- _WHAT THE EXERCISE ASKS_
Select the lines that hold the word "учебным" and copy each one.

- _WORKING DATA_
*****

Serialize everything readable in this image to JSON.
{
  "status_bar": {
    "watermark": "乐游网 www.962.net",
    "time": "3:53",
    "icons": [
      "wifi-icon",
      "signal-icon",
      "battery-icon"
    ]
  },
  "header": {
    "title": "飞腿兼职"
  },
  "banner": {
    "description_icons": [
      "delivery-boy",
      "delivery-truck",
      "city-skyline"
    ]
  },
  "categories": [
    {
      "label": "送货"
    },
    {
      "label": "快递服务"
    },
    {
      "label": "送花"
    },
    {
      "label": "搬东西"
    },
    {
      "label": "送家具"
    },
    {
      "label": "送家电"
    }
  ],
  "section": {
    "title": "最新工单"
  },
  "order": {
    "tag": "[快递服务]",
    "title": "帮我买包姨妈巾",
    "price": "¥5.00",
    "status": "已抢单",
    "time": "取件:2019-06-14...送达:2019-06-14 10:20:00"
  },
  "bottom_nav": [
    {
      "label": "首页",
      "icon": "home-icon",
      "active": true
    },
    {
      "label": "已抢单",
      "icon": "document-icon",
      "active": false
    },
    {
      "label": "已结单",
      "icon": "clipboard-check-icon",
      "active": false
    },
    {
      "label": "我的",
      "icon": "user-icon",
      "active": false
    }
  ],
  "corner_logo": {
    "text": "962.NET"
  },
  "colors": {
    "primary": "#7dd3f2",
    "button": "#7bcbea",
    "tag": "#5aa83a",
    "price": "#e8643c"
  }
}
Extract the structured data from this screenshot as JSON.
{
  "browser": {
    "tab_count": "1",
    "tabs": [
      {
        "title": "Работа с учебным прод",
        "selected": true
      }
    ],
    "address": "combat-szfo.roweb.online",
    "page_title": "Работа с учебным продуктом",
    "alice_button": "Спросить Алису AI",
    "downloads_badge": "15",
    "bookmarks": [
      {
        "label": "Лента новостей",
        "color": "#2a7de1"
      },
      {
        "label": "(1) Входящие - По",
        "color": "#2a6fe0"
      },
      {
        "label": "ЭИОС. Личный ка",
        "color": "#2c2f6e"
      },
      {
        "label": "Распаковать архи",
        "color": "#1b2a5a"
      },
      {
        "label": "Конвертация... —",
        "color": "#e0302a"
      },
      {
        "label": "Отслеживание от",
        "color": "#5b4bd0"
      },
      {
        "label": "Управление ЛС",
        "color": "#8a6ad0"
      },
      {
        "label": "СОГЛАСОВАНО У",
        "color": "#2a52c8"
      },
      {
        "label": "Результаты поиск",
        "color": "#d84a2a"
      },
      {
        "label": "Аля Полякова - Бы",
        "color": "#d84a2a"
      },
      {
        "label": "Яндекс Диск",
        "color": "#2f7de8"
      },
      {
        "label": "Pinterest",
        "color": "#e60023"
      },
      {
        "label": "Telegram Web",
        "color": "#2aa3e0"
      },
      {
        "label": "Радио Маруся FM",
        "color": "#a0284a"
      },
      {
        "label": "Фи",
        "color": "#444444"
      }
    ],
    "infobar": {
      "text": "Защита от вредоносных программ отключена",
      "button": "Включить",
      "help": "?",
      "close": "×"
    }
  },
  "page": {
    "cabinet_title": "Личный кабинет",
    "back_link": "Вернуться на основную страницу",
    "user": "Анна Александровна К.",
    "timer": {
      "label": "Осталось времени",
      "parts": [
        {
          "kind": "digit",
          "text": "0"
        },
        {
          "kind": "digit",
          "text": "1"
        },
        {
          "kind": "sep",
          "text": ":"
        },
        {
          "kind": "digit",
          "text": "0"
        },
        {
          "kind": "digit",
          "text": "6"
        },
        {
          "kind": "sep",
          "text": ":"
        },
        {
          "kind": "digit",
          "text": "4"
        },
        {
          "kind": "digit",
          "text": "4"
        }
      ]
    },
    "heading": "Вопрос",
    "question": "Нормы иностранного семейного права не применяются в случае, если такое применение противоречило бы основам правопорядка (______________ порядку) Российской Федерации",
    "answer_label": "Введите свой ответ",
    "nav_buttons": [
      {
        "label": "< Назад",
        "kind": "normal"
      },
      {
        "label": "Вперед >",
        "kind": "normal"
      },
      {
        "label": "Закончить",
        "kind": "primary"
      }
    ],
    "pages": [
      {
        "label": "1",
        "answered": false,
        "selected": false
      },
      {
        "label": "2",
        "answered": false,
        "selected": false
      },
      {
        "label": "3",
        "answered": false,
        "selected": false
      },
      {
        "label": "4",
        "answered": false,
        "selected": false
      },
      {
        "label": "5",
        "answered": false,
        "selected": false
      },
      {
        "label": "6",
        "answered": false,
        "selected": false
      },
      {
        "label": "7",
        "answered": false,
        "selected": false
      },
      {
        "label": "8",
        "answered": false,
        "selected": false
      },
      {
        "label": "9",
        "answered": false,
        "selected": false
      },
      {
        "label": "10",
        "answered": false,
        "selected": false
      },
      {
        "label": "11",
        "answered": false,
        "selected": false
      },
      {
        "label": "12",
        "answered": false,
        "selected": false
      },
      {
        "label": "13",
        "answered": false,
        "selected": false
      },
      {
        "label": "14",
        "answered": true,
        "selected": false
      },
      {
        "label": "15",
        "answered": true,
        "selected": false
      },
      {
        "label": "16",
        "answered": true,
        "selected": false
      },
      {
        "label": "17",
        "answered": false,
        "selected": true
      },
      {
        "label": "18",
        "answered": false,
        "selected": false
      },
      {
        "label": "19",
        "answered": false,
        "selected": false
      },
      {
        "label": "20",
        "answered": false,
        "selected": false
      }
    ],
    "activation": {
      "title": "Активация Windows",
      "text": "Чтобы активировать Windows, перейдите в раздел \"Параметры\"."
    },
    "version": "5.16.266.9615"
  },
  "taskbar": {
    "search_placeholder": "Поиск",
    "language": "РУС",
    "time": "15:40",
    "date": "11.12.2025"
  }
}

*****

- _RESPONSE TO THE EXERCISE_
        "title": "Работа с учебным прод",
    "page_title": "Работа с учебным продуктом",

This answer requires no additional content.